── Text excerpt ──

Main Myanmar opposition party sees changes, but Suu Kyi stays on as head
AP and AFPYANGON, Myanmar -- Aung San Suu Kyi was selected Sunday to remain head of Myanmar's main opposition party, keeping her leadership post even as the party undergoes a makeover to adjust to the country's new democratic framework.
March 11, 2013, 12:10 am TWN
The Nobel laureate was named chairwoman of the National League for Democracy's (NLD) new executive board on the final day of a landmark three-day party congress attended by 894 delegates from around the country.
The congress also expanded the group's Central Executive Committee (CEC) from seven members to 15, in a revitalization and reform effort ahead of Myanmar's 2015 general election. The party is seeking to infuse its ranks with new faces, expertise and diversity without sidelining long-standing members.
“We have to see how effectively and efficiently the new leaders can perform their duties,” said Suu Kyi, who has led the NLD since its inception in 1988. “We hope they will learn through experience.”
Suu Kyi is the sole holdover from the party's original executive board when it was founded, but the other new members are also mostly long-serving party loyalists. A broader Central Committee of 120 members was elected by the delegates and endorsed the executive board, which was given five reserve members.
Emerging from repression that limited its actions — not least because Suu Kyi and other senior NLD members spent years under detention — Suu Kyi vowed in her opening speech Saturday to inject the party with “new blood” and decentralize decision-making.
She said the NLD would go through an experimental stage with the new leadership and should anticipate some obstacles but “not be discouraged.”
Speaking to the party meeting after her selection as chairman on Sunday, Suu Kyi said that in choosing executive board members there was an effort to include women, members of ethnic minorities and younger people, in addition to members with a record of continuous party service. Four women and several ethnic minority members are on the new board.

───
── Data listing ──

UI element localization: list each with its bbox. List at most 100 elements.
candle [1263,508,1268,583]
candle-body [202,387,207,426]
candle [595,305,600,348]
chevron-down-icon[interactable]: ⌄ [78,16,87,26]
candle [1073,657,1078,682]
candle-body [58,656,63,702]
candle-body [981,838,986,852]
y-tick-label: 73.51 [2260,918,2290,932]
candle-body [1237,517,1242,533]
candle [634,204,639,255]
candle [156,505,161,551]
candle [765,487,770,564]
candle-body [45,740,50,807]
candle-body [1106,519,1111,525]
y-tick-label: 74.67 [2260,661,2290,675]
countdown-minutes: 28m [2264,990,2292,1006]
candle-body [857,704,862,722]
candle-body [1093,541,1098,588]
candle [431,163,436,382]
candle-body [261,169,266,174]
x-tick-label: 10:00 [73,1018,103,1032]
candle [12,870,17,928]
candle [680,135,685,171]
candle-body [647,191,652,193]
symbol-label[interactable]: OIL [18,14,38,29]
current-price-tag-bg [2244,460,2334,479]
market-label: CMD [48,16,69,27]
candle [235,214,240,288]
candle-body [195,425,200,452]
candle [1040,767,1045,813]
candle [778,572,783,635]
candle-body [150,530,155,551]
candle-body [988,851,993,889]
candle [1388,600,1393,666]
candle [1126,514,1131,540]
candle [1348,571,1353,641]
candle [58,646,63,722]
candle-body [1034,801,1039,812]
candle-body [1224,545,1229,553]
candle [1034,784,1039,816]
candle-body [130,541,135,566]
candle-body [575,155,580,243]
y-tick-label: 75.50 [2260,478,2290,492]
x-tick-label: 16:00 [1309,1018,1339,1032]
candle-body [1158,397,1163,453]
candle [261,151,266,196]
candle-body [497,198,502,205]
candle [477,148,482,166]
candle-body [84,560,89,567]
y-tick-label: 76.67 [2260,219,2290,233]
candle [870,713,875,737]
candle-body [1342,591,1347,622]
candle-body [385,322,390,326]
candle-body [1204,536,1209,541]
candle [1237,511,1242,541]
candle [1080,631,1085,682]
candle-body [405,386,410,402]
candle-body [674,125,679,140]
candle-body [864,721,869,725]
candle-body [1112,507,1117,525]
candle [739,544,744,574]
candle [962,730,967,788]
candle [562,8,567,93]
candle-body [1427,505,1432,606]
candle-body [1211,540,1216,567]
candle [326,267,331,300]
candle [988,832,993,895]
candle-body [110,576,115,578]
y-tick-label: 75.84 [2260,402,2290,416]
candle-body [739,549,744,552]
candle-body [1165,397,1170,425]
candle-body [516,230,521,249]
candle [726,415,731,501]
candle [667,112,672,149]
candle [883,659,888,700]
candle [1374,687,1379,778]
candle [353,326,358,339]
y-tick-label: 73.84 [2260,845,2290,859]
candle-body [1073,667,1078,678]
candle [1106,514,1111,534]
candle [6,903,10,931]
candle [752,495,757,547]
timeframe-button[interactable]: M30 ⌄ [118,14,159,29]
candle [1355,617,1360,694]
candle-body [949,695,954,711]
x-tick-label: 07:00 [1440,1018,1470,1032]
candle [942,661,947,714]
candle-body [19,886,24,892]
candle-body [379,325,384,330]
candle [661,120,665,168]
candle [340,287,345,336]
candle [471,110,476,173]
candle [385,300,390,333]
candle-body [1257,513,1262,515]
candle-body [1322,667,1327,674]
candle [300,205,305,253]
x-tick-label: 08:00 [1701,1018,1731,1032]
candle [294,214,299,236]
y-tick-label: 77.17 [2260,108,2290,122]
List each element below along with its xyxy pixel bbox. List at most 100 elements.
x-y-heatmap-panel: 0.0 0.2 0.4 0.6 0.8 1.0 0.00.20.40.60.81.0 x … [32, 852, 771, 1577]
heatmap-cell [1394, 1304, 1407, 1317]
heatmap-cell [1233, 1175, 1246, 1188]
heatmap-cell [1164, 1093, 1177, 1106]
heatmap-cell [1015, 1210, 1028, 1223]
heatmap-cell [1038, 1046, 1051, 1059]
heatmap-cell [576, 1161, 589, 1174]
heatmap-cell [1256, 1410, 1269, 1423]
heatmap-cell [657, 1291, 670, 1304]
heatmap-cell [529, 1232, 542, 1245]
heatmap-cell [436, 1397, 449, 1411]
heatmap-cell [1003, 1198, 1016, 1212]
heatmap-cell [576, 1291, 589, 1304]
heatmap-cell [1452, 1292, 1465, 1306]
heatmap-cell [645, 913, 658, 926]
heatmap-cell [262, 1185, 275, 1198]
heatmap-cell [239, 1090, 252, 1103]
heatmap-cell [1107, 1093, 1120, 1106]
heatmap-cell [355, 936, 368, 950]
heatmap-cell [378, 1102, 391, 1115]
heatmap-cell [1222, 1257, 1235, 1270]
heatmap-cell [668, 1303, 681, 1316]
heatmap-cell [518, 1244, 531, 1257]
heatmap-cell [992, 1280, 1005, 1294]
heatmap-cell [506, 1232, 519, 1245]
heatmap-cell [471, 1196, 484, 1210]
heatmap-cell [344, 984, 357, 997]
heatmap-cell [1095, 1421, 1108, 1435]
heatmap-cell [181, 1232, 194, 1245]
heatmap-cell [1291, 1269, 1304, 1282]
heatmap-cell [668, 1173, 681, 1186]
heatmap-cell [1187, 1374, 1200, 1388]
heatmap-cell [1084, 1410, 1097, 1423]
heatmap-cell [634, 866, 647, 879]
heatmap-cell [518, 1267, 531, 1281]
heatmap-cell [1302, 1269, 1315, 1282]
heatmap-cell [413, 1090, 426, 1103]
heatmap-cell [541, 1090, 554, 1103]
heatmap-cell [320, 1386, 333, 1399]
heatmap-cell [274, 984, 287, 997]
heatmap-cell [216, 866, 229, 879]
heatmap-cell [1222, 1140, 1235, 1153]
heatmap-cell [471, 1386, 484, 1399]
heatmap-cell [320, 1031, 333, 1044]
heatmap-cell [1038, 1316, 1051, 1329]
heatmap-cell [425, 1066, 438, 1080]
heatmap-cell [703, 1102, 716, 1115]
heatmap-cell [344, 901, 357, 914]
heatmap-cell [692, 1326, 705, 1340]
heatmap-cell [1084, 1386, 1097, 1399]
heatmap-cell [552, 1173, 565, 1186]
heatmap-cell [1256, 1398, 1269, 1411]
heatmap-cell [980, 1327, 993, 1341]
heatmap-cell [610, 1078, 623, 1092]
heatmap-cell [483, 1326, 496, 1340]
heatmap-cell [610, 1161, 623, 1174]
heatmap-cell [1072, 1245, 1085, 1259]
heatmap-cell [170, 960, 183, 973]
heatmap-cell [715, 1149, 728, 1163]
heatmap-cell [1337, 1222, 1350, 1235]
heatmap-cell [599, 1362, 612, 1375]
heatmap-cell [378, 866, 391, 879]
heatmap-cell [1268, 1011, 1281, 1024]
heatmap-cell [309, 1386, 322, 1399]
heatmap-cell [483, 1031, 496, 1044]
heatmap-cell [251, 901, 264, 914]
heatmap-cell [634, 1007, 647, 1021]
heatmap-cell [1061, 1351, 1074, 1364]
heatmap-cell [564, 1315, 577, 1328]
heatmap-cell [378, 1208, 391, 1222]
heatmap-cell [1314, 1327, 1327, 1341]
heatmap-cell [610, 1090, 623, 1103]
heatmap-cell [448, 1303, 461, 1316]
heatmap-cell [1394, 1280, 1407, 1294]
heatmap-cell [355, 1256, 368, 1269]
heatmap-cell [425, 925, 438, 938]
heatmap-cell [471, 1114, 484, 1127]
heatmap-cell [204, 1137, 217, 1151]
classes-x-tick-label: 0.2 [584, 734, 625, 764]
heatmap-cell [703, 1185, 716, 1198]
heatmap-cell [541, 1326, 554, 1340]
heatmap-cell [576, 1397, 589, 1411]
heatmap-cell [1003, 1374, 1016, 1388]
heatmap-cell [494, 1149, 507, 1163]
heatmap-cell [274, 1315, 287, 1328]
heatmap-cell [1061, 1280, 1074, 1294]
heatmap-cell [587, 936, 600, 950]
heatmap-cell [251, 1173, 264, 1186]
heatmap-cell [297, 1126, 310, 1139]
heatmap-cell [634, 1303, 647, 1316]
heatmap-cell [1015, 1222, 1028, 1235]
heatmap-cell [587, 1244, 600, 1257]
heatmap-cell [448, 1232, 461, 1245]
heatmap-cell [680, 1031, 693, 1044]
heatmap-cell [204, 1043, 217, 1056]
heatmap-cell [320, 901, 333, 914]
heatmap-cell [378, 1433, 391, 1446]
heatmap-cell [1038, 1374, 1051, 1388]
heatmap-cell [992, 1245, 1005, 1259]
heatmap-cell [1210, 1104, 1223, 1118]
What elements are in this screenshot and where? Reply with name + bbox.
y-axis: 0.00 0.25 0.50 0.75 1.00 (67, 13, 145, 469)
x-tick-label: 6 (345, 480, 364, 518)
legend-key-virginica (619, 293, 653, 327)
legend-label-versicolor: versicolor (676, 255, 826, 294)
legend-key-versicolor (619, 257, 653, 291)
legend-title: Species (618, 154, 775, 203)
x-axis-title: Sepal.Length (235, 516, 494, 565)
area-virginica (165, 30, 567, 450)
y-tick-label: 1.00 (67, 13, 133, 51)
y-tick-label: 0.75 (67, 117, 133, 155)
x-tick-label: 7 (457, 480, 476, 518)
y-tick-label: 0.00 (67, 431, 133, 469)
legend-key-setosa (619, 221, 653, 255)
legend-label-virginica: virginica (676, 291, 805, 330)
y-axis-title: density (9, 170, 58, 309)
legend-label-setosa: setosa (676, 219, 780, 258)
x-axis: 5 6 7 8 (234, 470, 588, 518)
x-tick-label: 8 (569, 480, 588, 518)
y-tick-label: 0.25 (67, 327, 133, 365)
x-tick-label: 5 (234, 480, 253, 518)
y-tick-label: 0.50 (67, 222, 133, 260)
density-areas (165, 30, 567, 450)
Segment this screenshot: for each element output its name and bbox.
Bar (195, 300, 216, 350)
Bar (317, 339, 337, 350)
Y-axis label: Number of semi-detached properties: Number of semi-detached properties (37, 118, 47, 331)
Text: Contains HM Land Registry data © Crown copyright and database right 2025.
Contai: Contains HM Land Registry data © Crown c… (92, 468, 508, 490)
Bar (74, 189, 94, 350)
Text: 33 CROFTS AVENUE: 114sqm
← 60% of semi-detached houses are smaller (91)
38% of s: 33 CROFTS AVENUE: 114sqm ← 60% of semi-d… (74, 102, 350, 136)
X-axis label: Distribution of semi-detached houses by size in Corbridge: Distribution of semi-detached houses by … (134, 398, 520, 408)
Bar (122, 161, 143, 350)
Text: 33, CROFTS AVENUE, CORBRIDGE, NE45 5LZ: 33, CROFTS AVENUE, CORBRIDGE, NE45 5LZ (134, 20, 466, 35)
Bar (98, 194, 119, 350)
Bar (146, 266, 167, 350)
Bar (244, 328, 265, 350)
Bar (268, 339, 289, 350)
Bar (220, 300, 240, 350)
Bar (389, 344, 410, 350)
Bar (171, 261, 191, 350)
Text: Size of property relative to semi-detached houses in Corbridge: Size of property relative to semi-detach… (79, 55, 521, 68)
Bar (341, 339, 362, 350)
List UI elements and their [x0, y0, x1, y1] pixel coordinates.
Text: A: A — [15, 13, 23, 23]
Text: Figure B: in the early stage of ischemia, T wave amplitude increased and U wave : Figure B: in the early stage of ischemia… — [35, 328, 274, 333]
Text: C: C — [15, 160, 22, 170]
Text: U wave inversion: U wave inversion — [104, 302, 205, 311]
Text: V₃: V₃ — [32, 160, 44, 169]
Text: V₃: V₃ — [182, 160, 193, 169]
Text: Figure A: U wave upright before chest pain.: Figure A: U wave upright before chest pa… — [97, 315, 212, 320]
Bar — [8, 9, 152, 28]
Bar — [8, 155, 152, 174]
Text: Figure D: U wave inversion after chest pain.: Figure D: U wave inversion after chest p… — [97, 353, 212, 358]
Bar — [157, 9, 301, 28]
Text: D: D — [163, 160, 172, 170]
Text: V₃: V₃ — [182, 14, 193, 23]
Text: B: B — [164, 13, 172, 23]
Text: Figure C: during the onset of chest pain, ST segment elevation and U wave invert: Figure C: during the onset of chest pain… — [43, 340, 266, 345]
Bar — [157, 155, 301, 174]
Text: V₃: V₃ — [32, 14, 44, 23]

───

§ Work to do
- a) Answer these questions about the article on Myanmar's opposition party:
(i) How many delegates attended the three-day party congress?
(ii) The Central Executive Committee was expanded from how many members to how many?
(iii) How many women are on the new board?
- b) Select every row in the records that contains the word "Land", matching case exactly.
The rows are unrelated to the article.

§ Task-by-task outputs
- a)
(i) 894
(ii) From seven to 15
(iii) Four

- b)
Text: Contains HM Land Registry data © Crown copyright and database right 2025.
Contai: Contains HM Land Registry data © Crown c… (92, 468, 508, 490)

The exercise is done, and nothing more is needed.